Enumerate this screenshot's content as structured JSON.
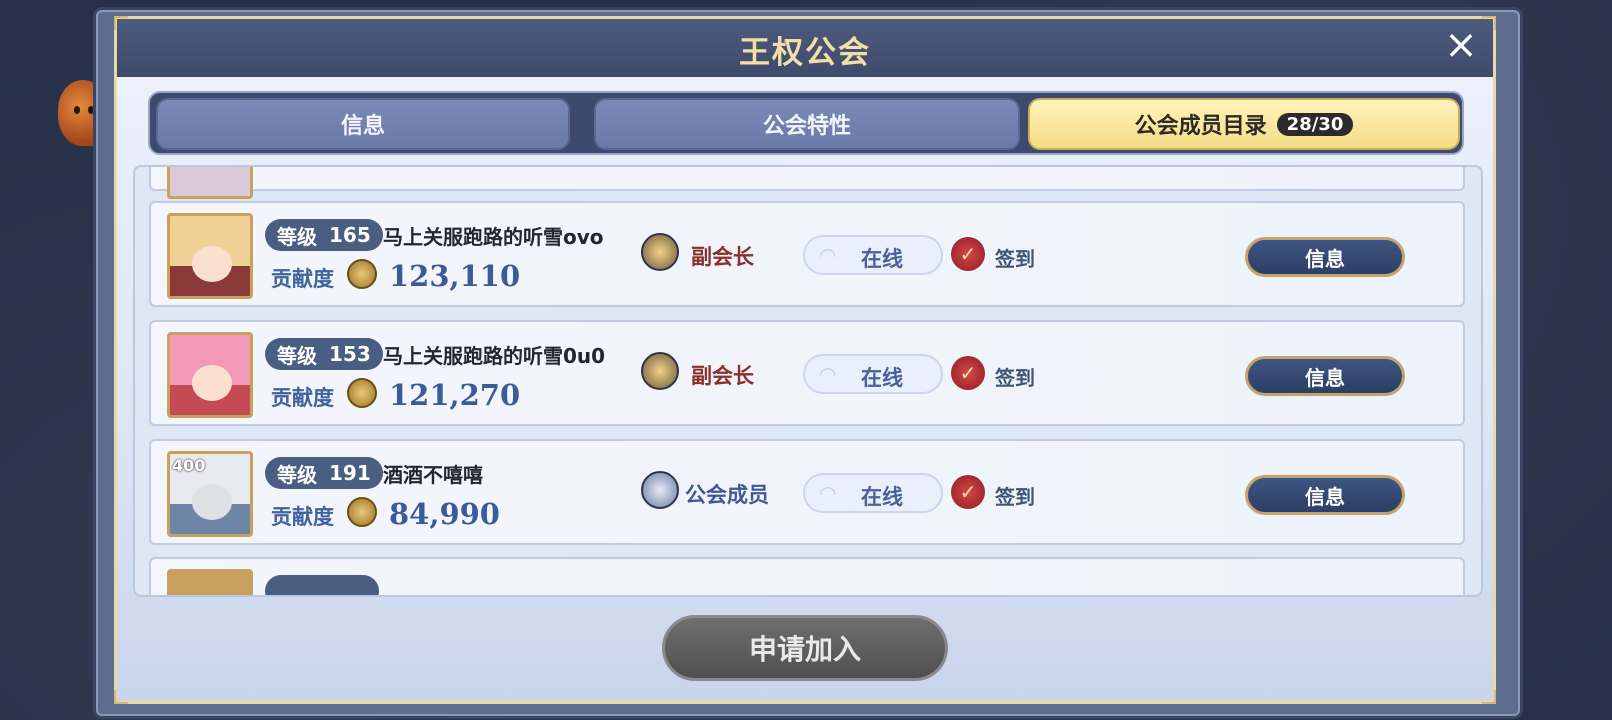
{
  "dialog": {
    "title": "王权公会",
    "close_icon": "×"
  },
  "tabs": [
    {
      "label": "信息",
      "active": false
    },
    {
      "label": "公会特性",
      "active": false
    },
    {
      "label": "公会成员目录",
      "count": "28/30",
      "active": true
    }
  ],
  "members": [
    {
      "level_label": "等级",
      "level": "165",
      "name": "马上关服跑路的听雪ovo",
      "contrib_label": "贡献度",
      "contribution": "123,110",
      "rank": "副会长",
      "rank_icon": "vice-leader-badge-icon",
      "status": "在线",
      "signin": "签到",
      "info_button": "信息",
      "avatar_colors": {
        "hair": "#f0d197",
        "bg": "#8b3a3a"
      }
    },
    {
      "level_label": "等级",
      "level": "153",
      "name": "马上关服跑路的听雪0u0",
      "contrib_label": "贡献度",
      "contribution": "121,270",
      "rank": "副会长",
      "rank_icon": "vice-leader-badge-icon",
      "status": "在线",
      "signin": "签到",
      "info_button": "信息",
      "avatar_colors": {
        "hair": "#f29ab8",
        "bg": "#c44a56"
      }
    },
    {
      "level_label": "等级",
      "level": "191",
      "name": "酒酒不嘻嘻",
      "contrib_label": "贡献度",
      "contribution": "84,990",
      "rank": "公会成员",
      "rank_icon": "member-badge-icon",
      "status": "在线",
      "signin": "签到",
      "info_button": "信息",
      "avatar_tag": "400",
      "avatar_colors": {
        "hair": "#e9eaef",
        "bg": "#6d86a6"
      }
    }
  ],
  "apply_button": "申请加入",
  "colors": {
    "accent_gold": "#f3dfa6",
    "tab_active": "#f5dc86",
    "button_dark": "#2c3f66",
    "vice_rank": "#8a2f2a"
  }
}
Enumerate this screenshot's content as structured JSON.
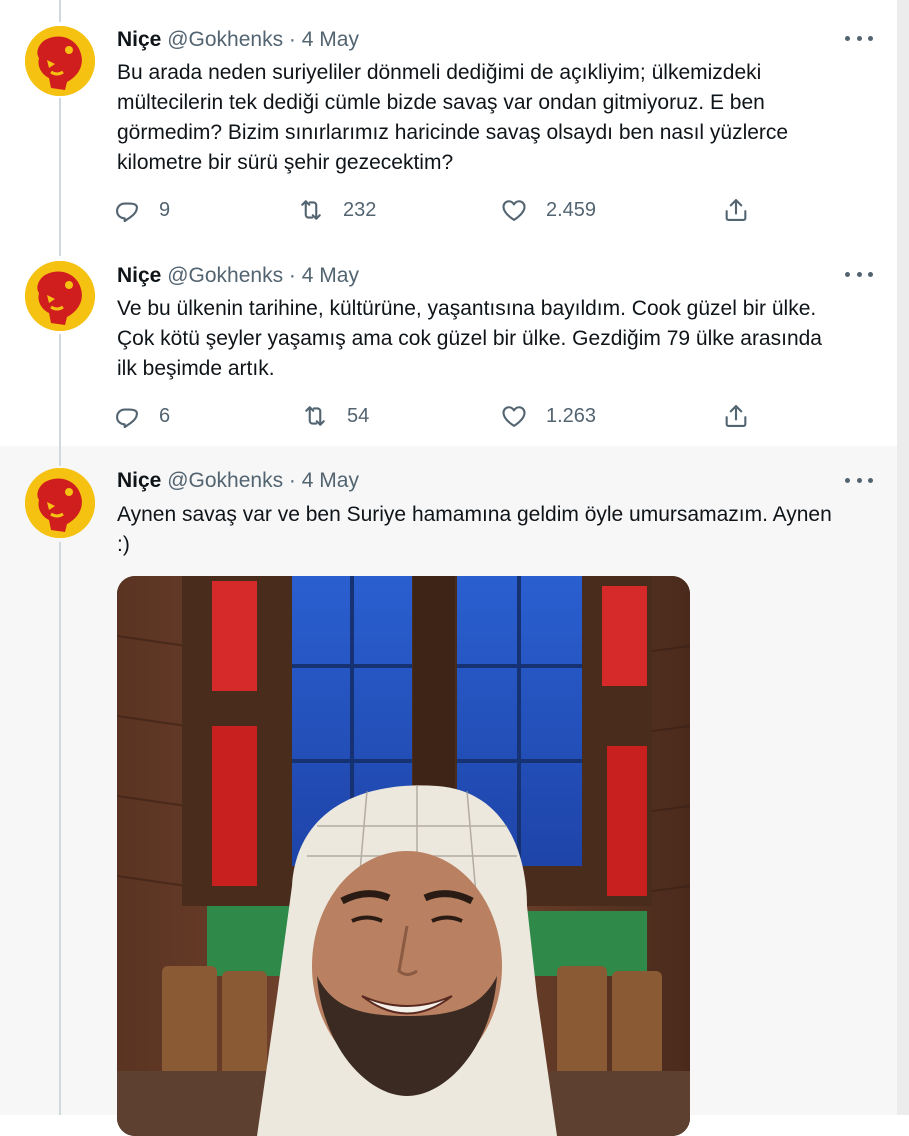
————
Task to carry out – Pull out all lines from the entries above that include the word "name".

Full solution –
      "name": "马上关服跑路的听雪ovo",
      "name": "马上关服跑路的听雪0u0",
      "name": "酒酒不嘻嘻",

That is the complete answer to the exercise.